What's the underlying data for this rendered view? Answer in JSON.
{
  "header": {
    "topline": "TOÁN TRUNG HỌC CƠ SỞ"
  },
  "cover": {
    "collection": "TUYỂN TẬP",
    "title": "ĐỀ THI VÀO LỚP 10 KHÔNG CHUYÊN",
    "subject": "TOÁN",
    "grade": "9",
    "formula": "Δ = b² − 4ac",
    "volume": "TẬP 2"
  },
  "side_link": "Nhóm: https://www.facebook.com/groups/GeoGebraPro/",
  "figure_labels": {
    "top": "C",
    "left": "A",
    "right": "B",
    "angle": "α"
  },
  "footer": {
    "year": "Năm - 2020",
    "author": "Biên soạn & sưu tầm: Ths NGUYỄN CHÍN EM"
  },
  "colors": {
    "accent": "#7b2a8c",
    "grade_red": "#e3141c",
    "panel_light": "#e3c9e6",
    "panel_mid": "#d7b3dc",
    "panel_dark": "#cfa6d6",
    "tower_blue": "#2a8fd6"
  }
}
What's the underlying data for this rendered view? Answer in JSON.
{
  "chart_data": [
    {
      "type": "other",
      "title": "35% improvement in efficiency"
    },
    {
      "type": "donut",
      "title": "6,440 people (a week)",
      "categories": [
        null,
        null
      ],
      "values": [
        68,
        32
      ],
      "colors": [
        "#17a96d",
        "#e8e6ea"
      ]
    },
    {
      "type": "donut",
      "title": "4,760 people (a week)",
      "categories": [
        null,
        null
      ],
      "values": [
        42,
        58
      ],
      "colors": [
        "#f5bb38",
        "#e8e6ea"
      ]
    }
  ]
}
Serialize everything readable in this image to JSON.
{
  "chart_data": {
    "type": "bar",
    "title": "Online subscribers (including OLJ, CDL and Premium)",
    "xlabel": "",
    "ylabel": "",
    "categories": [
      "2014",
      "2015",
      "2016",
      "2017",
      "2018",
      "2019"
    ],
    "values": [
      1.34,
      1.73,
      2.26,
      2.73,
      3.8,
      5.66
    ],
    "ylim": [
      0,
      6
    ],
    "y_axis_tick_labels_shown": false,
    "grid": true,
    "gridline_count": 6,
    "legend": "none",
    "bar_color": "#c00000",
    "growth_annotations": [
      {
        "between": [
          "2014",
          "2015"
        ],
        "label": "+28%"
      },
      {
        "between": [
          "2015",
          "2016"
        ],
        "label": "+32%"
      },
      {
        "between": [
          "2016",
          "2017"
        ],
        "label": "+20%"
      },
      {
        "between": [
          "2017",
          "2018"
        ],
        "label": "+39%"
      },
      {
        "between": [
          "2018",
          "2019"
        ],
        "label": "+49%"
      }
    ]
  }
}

━━━━━━━━━━━━━━━━━━━━━━━━━━━━━━

→ DIRECTIONS: Select all lines with the word "type" from the entries above.

→ WRITTEN ANSWER:
      "type": "other",
      "type": "donut",
      "type": "donut",
    "type": "bar",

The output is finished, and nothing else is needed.